Your instructions => Quote, word for word, the lines from the start of the records through the line containing "0, 1661, 701]", including that line.

Materials provided =>
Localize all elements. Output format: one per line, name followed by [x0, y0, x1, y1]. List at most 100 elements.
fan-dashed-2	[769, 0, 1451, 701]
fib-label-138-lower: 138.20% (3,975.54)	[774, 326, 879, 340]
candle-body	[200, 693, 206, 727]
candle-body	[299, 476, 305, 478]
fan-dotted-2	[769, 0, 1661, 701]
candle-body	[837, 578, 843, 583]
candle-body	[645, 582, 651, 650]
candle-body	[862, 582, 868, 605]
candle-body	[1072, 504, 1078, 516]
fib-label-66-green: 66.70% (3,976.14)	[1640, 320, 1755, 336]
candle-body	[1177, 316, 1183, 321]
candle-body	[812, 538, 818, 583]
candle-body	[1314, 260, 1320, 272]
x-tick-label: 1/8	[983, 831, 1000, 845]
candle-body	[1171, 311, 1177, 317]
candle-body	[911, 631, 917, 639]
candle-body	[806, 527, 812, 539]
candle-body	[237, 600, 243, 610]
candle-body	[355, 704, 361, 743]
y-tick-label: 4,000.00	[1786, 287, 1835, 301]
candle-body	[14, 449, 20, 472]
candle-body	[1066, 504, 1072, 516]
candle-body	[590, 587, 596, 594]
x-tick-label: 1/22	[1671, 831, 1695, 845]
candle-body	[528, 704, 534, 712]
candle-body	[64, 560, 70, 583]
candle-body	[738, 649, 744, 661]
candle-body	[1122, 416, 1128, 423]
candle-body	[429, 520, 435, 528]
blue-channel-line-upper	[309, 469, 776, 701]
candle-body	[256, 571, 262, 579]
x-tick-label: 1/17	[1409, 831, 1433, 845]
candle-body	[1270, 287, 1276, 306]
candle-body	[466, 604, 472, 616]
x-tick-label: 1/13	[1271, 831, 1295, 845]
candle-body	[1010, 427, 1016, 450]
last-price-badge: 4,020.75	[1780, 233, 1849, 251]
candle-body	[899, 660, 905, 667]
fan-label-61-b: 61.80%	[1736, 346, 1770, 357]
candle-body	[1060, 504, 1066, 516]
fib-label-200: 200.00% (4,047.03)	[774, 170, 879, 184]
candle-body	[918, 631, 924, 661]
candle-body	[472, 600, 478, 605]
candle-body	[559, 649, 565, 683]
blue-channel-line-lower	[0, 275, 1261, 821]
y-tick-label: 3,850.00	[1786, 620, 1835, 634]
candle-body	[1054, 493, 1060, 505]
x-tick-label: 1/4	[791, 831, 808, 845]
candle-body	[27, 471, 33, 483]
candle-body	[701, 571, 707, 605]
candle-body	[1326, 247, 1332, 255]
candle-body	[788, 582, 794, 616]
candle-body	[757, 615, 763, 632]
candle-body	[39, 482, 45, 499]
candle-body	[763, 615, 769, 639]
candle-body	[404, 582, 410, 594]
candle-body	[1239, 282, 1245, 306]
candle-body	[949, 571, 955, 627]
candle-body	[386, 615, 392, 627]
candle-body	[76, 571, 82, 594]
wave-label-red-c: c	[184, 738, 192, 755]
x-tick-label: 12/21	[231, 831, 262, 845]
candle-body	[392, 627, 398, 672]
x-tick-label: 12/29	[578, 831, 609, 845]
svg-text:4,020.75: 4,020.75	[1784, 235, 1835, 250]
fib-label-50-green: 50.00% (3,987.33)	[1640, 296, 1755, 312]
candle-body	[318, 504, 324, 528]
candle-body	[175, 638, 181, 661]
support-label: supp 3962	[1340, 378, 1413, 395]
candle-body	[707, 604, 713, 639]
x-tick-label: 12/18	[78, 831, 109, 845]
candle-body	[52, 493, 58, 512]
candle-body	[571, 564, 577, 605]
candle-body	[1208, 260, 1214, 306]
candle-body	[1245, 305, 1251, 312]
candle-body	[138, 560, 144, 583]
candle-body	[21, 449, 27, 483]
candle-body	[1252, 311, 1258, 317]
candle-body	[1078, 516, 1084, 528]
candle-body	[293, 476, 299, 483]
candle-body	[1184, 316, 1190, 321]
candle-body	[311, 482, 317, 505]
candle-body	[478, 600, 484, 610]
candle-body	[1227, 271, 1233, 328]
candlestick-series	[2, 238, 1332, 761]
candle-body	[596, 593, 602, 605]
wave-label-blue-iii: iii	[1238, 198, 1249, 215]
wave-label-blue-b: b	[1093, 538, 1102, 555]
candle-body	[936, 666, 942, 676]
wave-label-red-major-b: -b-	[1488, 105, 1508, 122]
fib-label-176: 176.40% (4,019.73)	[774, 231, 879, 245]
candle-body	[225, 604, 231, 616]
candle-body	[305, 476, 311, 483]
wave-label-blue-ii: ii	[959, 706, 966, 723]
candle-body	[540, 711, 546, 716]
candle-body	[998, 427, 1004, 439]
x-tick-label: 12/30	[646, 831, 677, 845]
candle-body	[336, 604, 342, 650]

Worked answer =>
Localize all elements. Output format: one per line, name followed by [x0, y0, x1, y1]. List at most 100 elements.
fan-dashed-2	[769, 0, 1451, 701]
fib-label-138-lower: 138.20% (3,975.54)	[774, 326, 879, 340]
candle-body	[200, 693, 206, 727]
candle-body	[299, 476, 305, 478]
fan-dotted-2	[769, 0, 1661, 701]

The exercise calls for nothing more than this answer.